■ GIVEN REQUEST
Copy out each line in the material below that has the word "title".

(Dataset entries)
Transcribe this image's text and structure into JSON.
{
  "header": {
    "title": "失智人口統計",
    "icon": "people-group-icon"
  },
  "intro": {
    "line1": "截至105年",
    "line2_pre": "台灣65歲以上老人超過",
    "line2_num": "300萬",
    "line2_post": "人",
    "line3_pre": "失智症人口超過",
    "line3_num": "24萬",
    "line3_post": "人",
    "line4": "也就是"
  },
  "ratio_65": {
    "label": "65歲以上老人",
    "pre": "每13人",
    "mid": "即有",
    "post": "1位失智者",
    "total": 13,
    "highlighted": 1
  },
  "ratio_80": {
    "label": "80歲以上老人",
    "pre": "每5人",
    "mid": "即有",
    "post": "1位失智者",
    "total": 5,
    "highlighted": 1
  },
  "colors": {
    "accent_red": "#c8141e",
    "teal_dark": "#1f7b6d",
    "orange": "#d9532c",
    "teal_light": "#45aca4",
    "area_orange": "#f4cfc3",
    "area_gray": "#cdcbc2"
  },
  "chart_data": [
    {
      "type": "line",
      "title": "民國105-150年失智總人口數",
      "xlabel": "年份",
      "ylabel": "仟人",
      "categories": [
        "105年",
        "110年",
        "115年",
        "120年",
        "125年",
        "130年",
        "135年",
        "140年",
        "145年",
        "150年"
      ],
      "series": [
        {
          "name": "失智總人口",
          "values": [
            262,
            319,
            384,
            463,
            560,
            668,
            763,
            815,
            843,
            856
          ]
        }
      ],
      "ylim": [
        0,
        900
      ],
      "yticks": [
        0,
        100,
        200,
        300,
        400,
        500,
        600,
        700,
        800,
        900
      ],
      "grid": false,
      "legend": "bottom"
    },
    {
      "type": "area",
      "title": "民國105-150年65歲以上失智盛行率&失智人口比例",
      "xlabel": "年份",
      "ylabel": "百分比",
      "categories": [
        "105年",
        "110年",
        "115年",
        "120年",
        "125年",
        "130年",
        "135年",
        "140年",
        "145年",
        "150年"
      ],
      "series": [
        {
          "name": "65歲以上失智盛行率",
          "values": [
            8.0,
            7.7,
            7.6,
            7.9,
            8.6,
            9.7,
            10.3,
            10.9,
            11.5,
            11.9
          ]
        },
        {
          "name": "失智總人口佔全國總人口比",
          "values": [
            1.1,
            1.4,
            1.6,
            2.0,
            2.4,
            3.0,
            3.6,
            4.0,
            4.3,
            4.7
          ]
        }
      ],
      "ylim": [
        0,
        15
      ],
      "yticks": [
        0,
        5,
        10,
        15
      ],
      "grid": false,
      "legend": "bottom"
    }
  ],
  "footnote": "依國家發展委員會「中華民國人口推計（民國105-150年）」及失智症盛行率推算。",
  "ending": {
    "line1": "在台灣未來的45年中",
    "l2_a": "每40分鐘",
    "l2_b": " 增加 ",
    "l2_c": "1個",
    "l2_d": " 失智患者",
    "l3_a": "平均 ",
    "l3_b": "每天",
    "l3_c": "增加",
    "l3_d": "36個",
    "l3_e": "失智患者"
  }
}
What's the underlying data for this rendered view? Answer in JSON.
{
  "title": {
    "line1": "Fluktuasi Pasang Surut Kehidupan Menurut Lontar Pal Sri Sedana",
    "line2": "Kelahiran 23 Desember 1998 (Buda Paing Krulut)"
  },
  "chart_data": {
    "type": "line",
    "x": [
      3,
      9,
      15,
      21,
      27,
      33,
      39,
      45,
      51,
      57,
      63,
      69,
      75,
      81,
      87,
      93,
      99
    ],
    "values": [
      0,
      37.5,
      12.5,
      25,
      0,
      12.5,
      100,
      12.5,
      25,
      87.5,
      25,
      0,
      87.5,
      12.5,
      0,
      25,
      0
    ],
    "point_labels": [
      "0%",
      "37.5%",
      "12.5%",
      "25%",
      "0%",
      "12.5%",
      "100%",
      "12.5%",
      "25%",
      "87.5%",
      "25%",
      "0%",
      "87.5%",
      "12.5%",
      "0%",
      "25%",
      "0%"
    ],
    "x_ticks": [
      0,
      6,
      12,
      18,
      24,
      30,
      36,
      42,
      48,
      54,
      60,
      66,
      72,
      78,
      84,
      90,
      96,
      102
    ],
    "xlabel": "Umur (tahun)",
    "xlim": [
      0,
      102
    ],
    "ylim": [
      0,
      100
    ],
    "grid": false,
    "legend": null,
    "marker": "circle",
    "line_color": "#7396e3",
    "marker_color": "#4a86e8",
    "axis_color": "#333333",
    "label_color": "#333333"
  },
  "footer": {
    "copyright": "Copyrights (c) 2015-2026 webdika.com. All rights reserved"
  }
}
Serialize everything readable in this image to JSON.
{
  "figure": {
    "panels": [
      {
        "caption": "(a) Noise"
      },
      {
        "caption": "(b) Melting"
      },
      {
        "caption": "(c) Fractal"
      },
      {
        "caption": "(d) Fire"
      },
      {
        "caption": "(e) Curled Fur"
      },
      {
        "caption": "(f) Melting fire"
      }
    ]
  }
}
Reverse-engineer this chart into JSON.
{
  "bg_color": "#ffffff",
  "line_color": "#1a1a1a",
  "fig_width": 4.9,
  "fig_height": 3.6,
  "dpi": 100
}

■ REPLY
    "title": "失智人口統計",
      "title": "民國105-150年失智總人口數",
      "title": "民國105-150年65歲以上失智盛行率&失智人口比例",
  "title": {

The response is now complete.